**What needs to be done:** Return every line of the data below that includes the string "index".

——————

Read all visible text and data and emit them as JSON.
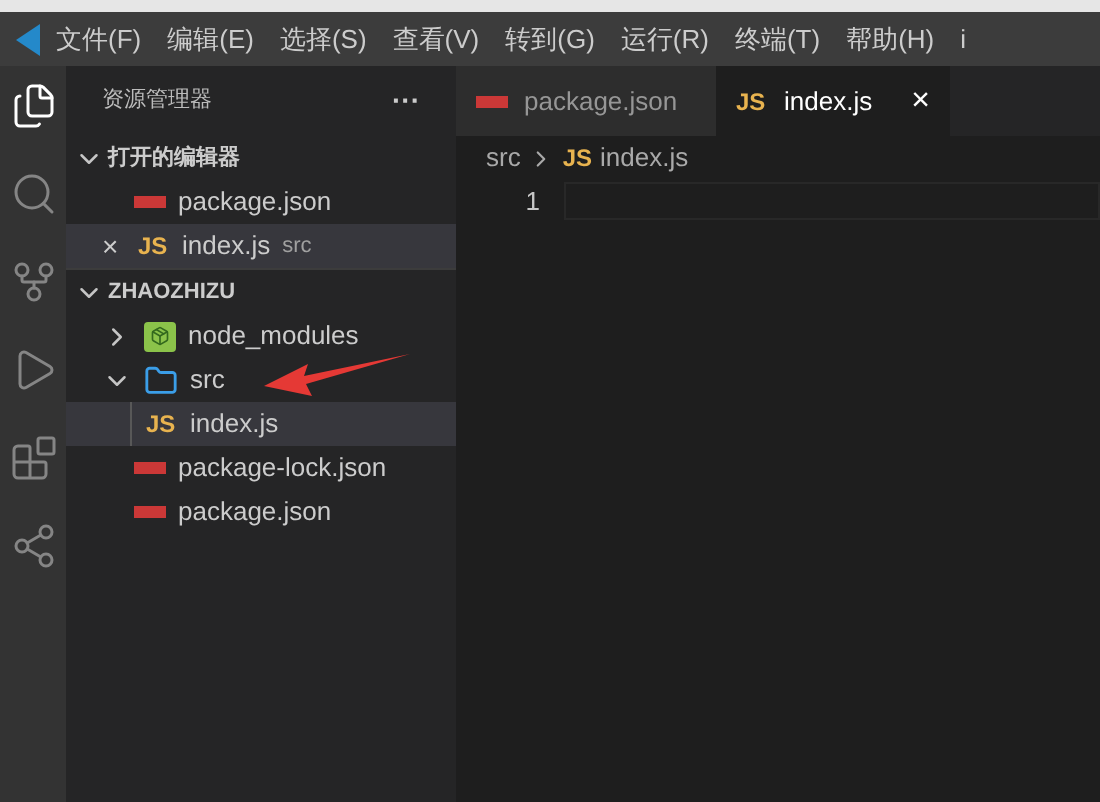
{
  "menu_bar": {
    "items": [
      "文件(F)",
      "编辑(E)",
      "选择(S)",
      "查看(V)",
      "转到(G)",
      "运行(R)",
      "终端(T)",
      "帮助(H)",
      "i"
    ]
  },
  "activity_bar": {
    "items": [
      {
        "kind": "files",
        "selected": true
      },
      {
        "kind": "search",
        "selected": false
      },
      {
        "kind": "source",
        "selected": false
      },
      {
        "kind": "run",
        "selected": false
      },
      {
        "kind": "extensions",
        "selected": false
      },
      {
        "kind": "remote",
        "selected": false
      }
    ]
  },
  "sidebar": {
    "title": "资源管理器",
    "more": "···",
    "sections": [
      {
        "title": "打开的编辑器",
        "expanded": true,
        "items": [
          {
            "name": "package.json",
            "kind": "npm",
            "selected": false
          },
          {
            "name": "index.js",
            "kind": "js",
            "badge": "JS",
            "close": "×",
            "detail": "src",
            "selected": true
          }
        ]
      },
      {
        "title": "ZHAOZHIZU",
        "expanded": true,
        "items": [
          {
            "name": "node_modules",
            "kind": "node",
            "expanded": false,
            "selected": false
          },
          {
            "name": "src",
            "kind": "folder",
            "expanded": true,
            "selected": false,
            "children": [
              {
                "name": "index.js",
                "kind": "js",
                "badge": "JS",
                "selected": true
              }
            ]
          },
          {
            "name": "package-lock.json",
            "kind": "npm",
            "selected": false
          },
          {
            "name": "package.json",
            "kind": "npm",
            "selected": false
          }
        ]
      }
    ]
  },
  "tabs": [
    {
      "label": "package.json",
      "kind": "npm",
      "selected": false
    },
    {
      "label": "index.js",
      "kind": "js",
      "badge": "JS",
      "close": "×",
      "selected": true
    }
  ],
  "breadcrumb": {
    "folder": "src",
    "badge": "JS",
    "file": "index.js"
  },
  "editor": {
    "lines": [
      "1"
    ]
  }
}
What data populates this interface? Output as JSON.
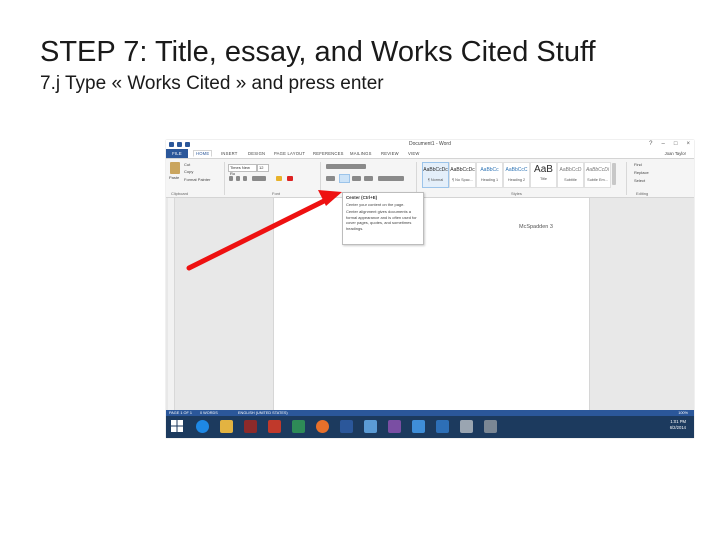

——————

**Solution:**
            "name": "index.js",
                "name": "index.js",
      "label": "index.js",
    "file": "index.js"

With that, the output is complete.